====== Records supplied

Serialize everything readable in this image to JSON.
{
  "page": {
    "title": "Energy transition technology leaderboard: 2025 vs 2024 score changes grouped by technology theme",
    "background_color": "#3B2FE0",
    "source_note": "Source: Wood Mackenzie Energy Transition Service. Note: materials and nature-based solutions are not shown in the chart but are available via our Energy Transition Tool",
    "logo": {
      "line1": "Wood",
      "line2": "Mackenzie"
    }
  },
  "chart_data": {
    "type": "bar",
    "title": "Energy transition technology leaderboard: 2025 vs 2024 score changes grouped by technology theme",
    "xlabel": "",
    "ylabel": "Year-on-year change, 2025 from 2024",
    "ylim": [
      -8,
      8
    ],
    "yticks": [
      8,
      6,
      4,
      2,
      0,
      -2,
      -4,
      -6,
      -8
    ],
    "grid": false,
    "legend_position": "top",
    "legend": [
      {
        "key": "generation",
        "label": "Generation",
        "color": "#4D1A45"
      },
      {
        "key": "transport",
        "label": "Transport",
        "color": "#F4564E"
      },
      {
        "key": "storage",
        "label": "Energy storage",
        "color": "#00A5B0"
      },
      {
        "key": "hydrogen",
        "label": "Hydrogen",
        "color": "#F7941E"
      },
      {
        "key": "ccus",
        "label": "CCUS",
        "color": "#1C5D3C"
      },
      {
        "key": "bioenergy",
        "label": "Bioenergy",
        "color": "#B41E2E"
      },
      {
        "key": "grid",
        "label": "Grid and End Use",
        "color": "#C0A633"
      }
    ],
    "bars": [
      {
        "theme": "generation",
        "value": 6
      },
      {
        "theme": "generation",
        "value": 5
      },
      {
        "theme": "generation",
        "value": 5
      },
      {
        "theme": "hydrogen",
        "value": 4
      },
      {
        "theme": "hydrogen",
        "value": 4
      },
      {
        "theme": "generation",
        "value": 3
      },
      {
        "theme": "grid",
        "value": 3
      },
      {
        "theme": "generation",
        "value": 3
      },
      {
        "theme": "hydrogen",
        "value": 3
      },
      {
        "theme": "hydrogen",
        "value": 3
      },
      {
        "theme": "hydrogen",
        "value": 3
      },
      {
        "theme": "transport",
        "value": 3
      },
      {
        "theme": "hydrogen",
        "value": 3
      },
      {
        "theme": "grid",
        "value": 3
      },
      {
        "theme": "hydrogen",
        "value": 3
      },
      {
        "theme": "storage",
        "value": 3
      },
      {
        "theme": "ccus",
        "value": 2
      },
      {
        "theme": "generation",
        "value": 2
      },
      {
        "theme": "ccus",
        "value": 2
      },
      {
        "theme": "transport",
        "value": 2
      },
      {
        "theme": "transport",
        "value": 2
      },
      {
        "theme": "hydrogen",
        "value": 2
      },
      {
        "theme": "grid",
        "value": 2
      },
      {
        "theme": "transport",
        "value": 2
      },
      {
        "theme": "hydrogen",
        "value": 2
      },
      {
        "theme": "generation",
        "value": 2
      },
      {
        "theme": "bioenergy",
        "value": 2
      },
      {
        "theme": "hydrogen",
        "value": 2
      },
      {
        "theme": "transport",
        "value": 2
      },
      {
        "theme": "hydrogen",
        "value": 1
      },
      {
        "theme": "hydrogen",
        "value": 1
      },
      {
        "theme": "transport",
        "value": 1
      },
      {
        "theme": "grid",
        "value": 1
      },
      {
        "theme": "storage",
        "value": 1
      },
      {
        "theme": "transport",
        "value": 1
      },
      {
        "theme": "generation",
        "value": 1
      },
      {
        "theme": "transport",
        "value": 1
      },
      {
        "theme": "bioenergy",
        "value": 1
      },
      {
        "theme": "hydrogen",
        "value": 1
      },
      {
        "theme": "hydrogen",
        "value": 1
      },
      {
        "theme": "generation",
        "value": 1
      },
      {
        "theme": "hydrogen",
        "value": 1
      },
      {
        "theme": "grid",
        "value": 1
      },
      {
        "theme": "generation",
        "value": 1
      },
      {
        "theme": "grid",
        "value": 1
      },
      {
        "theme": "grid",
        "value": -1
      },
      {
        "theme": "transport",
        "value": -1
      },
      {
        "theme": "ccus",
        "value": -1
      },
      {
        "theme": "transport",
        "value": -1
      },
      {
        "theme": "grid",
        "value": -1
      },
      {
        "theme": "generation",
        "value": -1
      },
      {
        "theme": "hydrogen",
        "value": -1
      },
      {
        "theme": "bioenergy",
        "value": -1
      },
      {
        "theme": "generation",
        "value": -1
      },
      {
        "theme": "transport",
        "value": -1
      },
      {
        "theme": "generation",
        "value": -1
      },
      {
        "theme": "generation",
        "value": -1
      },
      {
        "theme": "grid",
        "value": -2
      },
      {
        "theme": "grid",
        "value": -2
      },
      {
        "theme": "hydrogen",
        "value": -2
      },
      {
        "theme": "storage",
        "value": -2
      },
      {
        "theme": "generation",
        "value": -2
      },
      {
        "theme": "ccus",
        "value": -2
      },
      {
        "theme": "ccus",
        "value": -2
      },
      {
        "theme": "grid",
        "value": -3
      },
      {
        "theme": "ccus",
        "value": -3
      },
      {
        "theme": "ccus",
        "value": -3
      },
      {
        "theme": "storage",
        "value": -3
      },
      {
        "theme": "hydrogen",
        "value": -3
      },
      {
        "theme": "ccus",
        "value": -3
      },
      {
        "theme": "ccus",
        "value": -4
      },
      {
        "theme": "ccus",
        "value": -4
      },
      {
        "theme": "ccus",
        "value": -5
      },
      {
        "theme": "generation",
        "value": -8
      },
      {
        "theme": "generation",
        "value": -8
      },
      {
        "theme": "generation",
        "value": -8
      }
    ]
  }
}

============

* _What is being asked_
Repeat all the entries word for word.

* _Finished task_
Serialize everything readable in this image to JSON.
{
  "page": {
    "title": "Energy transition technology leaderboard: 2025 vs 2024 score changes grouped by technology theme",
    "background_color": "#3B2FE0",
    "source_note": "Source: Wood Mackenzie Energy Transition Service. Note: materials and nature-based solutions are not shown in the chart but are available via our Energy Transition Tool",
    "logo": {
      "line1": "Wood",
      "line2": "Mackenzie"
    }
  },
  "chart_data": {
    "type": "bar",
    "title": "Energy transition technology leaderboard: 2025 vs 2024 score changes grouped by technology theme",
    "xlabel": "",
    "ylabel": "Year-on-year change, 2025 from 2024",
    "ylim": [
      -8,
      8
    ],
    "yticks": [
      8,
      6,
      4,
      2,
      0,
      -2,
      -4,
      -6,
      -8
    ],
    "grid": false,
    "legend_position": "top",
    "legend": [
      {
        "key": "generation",
        "label": "Generation",
        "color": "#4D1A45"
      },
      {
        "key": "transport",
        "label": "Transport",
        "color": "#F4564E"
      },
      {
        "key": "storage",
        "label": "Energy storage",
        "color": "#00A5B0"
      },
      {
        "key": "hydrogen",
        "label": "Hydrogen",
        "color": "#F7941E"
      },
      {
        "key": "ccus",
        "label": "CCUS",
        "color": "#1C5D3C"
      },
      {
        "key": "bioenergy",
        "label": "Bioenergy",
        "color": "#B41E2E"
      },
      {
        "key": "grid",
        "label": "Grid and End Use",
        "color": "#C0A633"
      }
    ],
    "bars": [
      {
        "theme": "generation",
        "value": 6
      },
      {
        "theme": "generation",
        "value": 5
      },
      {
        "theme": "generation",
        "value": 5
      },
      {
        "theme": "hydrogen",
        "value": 4
      },
      {
        "theme": "hydrogen",
        "value": 4
      },
      {
        "theme": "generation",
        "value": 3
      },
      {
        "theme": "grid",
        "value": 3
      },
      {
        "theme": "generation",
        "value": 3
      },
      {
        "theme": "hydrogen",
        "value": 3
      },
      {
        "theme": "hydrogen",
        "value": 3
      },
      {
        "theme": "hydrogen",
        "value": 3
      },
      {
        "theme": "transport",
        "value": 3
      },
      {
        "theme": "hydrogen",
        "value": 3
      },
      {
        "theme": "grid",
        "value": 3
      },
      {
        "theme": "hydrogen",
        "value": 3
      },
      {
        "theme": "storage",
        "value": 3
      },
      {
        "theme": "ccus",
        "value": 2
      },
      {
        "theme": "generation",
        "value": 2
      },
      {
        "theme": "ccus",
        "value": 2
      },
      {
        "theme": "transport",
        "value": 2
      },
      {
        "theme": "transport",
        "value": 2
      },
      {
        "theme": "hydrogen",
        "value": 2
      },
      {
        "theme": "grid",
        "value": 2
      },
      {
        "theme": "transport",
        "value": 2
      },
      {
        "theme": "hydrogen",
        "value": 2
      },
      {
        "theme": "generation",
        "value": 2
      },
      {
        "theme": "bioenergy",
        "value": 2
      },
      {
        "theme": "hydrogen",
        "value": 2
      },
      {
        "theme": "transport",
        "value": 2
      },
      {
        "theme": "hydrogen",
        "value": 1
      },
      {
        "theme": "hydrogen",
        "value": 1
      },
      {
        "theme": "transport",
        "value": 1
      },
      {
        "theme": "grid",
        "value": 1
      },
      {
        "theme": "storage",
        "value": 1
      },
      {
        "theme": "transport",
        "value": 1
      },
      {
        "theme": "generation",
        "value": 1
      },
      {
        "theme": "transport",
        "value": 1
      },
      {
        "theme": "bioenergy",
        "value": 1
      },
      {
        "theme": "hydrogen",
        "value": 1
      },
      {
        "theme": "hydrogen",
        "value": 1
      },
      {
        "theme": "generation",
        "value": 1
      },
      {
        "theme": "hydrogen",
        "value": 1
      },
      {
        "theme": "grid",
        "value": 1
      },
      {
        "theme": "generation",
        "value": 1
      },
      {
        "theme": "grid",
        "value": 1
      },
      {
        "theme": "grid",
        "value": -1
      },
      {
        "theme": "transport",
        "value": -1
      },
      {
        "theme": "ccus",
        "value": -1
      },
      {
        "theme": "transport",
        "value": -1
      },
      {
        "theme": "grid",
        "value": -1
      },
      {
        "theme": "generation",
        "value": -1
      },
      {
        "theme": "hydrogen",
        "value": -1
      },
      {
        "theme": "bioenergy",
        "value": -1
      },
      {
        "theme": "generation",
        "value": -1
      },
      {
        "theme": "transport",
        "value": -1
      },
      {
        "theme": "generation",
        "value": -1
      },
      {
        "theme": "generation",
        "value": -1
      },
      {
        "theme": "grid",
        "value": -2
      },
      {
        "theme": "grid",
        "value": -2
      },
      {
        "theme": "hydrogen",
        "value": -2
      },
      {
        "theme": "storage",
        "value": -2
      },
      {
        "theme": "generation",
        "value": -2
      },
      {
        "theme": "ccus",
        "value": -2
      },
      {
        "theme": "ccus",
        "value": -2
      },
      {
        "theme": "grid",
        "value": -3
      },
      {
        "theme": "ccus",
        "value": -3
      },
      {
        "theme": "ccus",
        "value": -3
      },
      {
        "theme": "storage",
        "value": -3
      },
      {
        "theme": "hydrogen",
        "value": -3
      },
      {
        "theme": "ccus",
        "value": -3
      },
      {
        "theme": "ccus",
        "value": -4
      },
      {
        "theme": "ccus",
        "value": -4
      },
      {
        "theme": "ccus",
        "value": -5
      },
      {
        "theme": "generation",
        "value": -8
      },
      {
        "theme": "generation",
        "value": -8
      },
      {
        "theme": "generation",
        "value": -8
      }
    ]
  }
}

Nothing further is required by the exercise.